▶ [TO BE DONE]:
Where a line of the listing below includes the word "museums", reproduce that line.

== RAW RECORDS

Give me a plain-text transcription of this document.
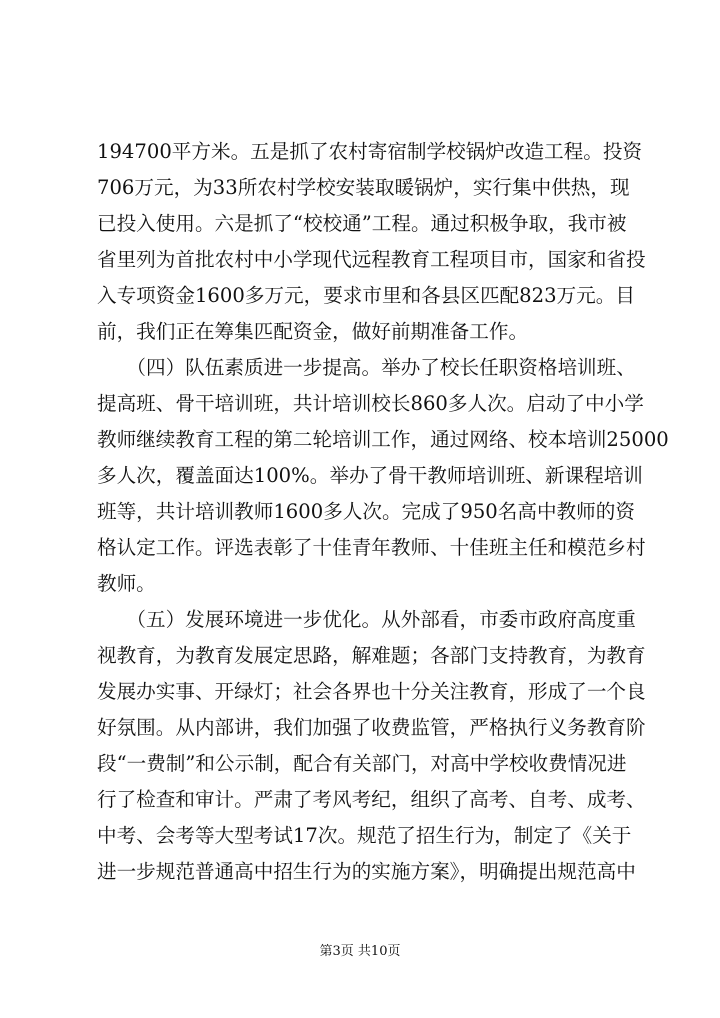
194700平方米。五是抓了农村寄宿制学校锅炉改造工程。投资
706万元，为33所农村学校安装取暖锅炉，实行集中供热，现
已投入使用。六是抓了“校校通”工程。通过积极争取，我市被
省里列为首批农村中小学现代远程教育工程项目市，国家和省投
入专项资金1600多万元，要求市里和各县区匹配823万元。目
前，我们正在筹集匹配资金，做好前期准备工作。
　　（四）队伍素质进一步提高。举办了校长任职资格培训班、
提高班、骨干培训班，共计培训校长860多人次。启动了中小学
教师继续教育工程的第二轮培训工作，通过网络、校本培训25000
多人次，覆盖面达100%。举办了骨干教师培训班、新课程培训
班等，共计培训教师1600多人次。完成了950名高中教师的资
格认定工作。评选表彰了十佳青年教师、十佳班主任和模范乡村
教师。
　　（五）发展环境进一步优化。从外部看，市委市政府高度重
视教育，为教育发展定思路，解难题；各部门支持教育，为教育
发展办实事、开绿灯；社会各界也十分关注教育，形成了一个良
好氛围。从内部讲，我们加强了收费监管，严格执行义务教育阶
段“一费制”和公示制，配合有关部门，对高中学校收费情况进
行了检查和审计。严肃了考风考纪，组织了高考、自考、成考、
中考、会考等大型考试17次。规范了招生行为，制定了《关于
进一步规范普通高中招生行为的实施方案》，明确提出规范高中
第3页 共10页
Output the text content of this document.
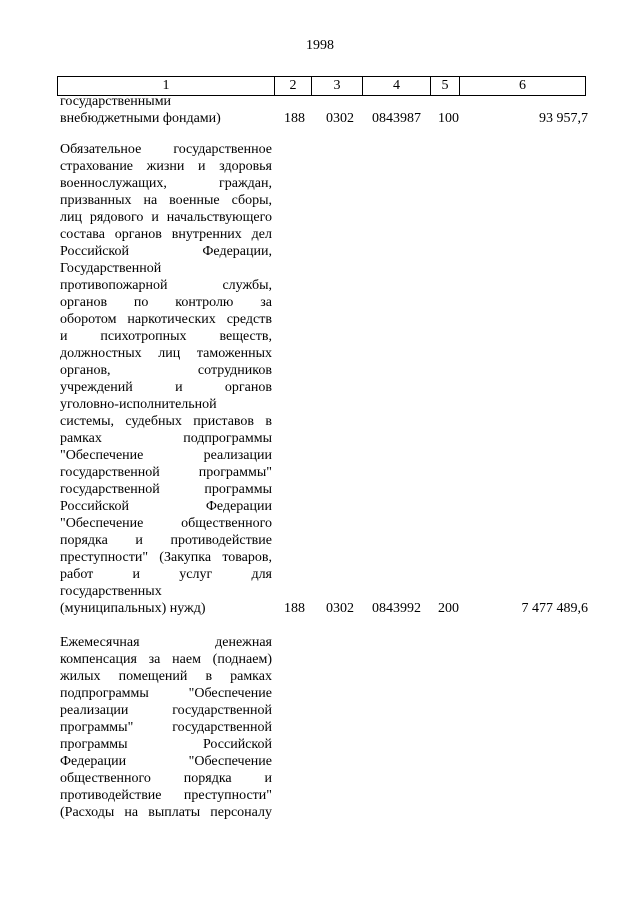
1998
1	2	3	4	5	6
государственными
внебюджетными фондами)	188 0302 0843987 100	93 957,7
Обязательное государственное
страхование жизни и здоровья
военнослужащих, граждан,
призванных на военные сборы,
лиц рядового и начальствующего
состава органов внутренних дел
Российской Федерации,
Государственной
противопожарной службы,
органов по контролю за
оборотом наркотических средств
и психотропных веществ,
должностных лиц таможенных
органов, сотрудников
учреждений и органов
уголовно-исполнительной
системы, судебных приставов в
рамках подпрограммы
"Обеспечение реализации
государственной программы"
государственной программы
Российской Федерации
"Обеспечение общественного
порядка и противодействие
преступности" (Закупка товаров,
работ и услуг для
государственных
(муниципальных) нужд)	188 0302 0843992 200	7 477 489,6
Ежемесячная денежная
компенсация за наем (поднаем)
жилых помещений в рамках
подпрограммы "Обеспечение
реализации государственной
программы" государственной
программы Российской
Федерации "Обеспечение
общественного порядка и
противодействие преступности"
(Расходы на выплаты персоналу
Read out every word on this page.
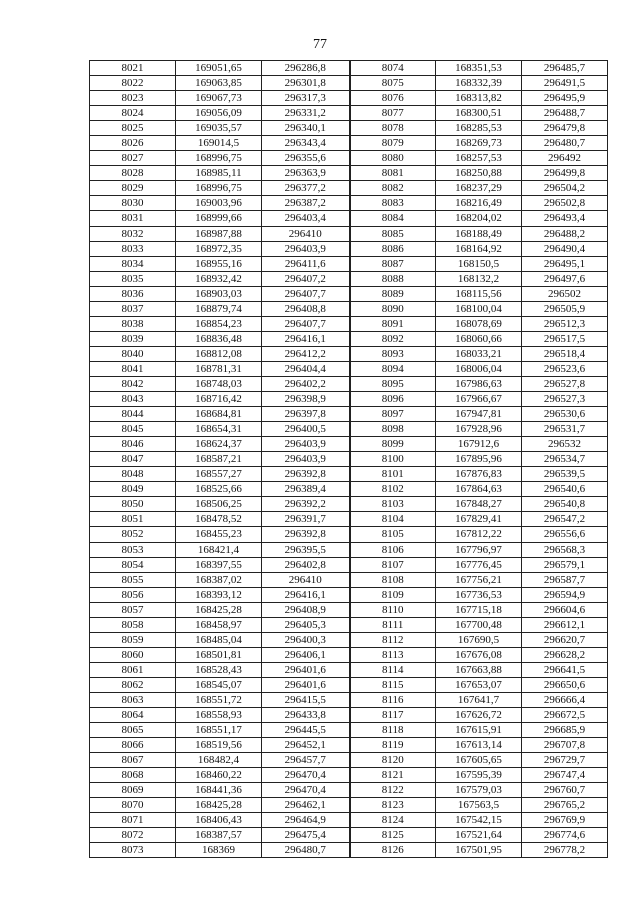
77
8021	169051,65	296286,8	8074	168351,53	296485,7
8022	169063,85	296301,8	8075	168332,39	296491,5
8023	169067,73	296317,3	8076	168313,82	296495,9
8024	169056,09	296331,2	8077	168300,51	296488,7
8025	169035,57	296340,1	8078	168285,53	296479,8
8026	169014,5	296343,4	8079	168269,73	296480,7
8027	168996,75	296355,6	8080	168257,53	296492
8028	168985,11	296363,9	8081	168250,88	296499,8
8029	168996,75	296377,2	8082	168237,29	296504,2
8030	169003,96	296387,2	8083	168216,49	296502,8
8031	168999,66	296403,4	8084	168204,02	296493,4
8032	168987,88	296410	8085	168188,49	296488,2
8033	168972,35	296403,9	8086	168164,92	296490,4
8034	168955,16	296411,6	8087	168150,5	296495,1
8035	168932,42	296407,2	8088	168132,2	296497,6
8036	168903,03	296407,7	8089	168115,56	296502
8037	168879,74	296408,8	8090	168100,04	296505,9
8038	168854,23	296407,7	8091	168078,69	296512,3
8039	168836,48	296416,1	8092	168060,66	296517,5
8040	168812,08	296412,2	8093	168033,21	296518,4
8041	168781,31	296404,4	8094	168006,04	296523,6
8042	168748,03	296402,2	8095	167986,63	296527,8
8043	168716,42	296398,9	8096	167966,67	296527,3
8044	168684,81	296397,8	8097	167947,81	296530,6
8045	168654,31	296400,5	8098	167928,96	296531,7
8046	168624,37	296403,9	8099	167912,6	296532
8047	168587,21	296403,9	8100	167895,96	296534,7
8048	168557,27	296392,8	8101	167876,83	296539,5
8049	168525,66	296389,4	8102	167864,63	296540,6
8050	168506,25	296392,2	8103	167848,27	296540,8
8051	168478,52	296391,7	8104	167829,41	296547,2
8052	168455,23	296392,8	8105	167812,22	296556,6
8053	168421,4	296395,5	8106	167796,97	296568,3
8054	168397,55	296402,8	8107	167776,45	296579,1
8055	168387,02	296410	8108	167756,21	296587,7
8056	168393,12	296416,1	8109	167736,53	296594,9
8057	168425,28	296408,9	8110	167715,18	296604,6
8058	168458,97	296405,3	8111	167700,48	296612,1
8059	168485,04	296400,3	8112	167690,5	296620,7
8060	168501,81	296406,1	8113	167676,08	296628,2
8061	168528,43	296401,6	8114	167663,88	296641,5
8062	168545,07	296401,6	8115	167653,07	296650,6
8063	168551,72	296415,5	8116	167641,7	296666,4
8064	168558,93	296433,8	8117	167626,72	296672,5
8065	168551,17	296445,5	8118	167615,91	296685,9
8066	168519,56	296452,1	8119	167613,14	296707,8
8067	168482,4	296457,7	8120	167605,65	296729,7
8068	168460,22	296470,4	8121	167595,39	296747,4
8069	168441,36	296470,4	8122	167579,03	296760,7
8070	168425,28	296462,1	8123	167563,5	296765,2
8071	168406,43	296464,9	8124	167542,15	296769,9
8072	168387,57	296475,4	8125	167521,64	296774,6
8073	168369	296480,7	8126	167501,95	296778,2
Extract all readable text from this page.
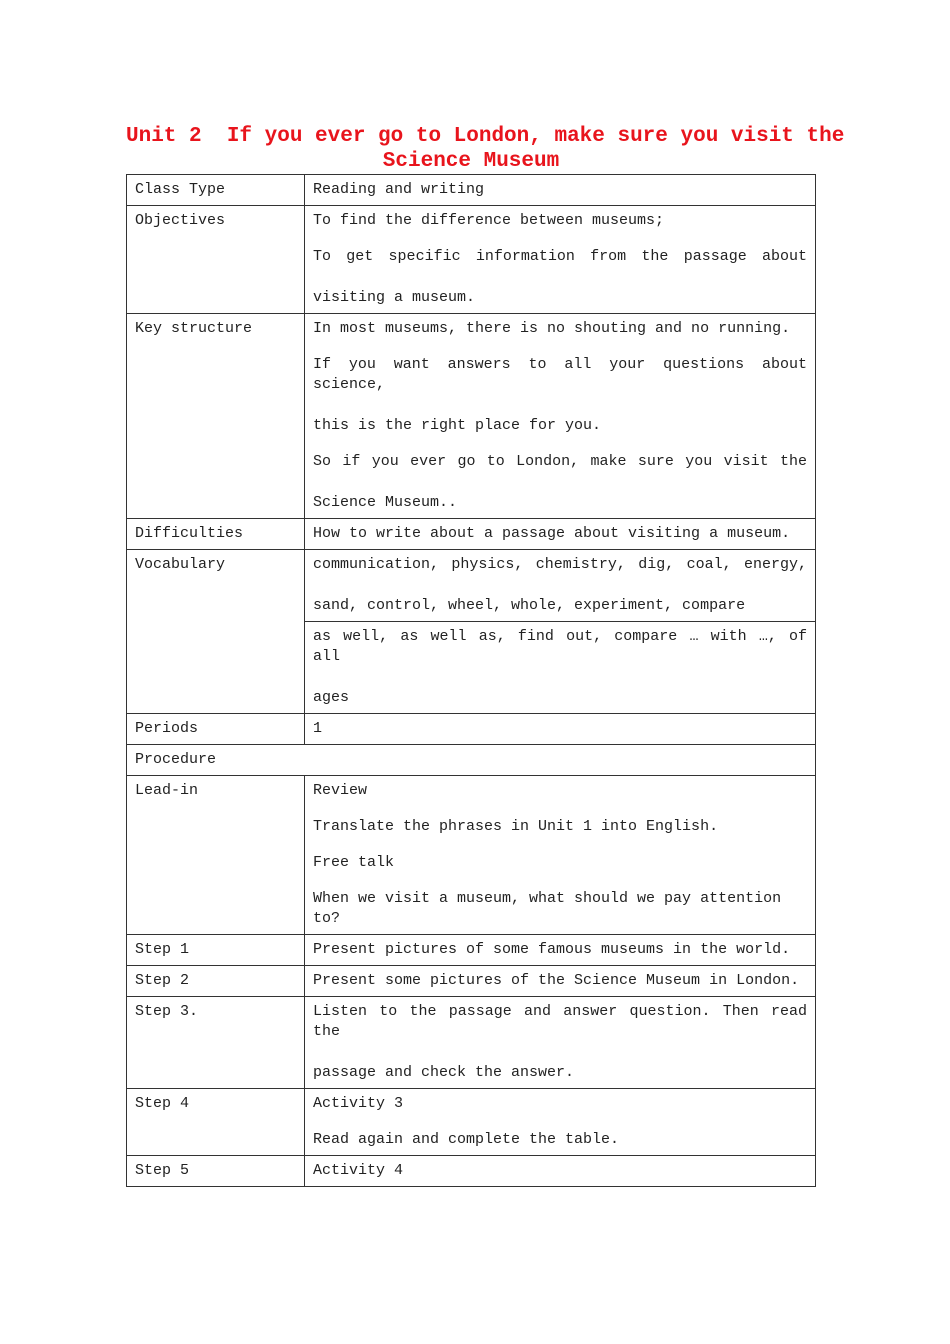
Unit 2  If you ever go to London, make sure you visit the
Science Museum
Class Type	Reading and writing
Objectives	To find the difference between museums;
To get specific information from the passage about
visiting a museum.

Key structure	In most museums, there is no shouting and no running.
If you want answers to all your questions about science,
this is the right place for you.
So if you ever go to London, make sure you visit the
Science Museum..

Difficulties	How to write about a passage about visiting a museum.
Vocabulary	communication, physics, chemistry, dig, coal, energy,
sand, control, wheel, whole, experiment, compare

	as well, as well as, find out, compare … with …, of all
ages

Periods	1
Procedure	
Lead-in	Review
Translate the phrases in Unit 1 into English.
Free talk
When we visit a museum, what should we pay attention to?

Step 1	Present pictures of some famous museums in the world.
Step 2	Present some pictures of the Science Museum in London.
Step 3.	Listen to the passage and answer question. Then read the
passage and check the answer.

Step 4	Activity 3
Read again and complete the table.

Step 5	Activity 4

====

▶ [THE RESULT]:
Objectives	To find the difference between museums;
Key structure	In most museums, there is no shouting and no running.
Step 1	Present pictures of some famous museums in the world.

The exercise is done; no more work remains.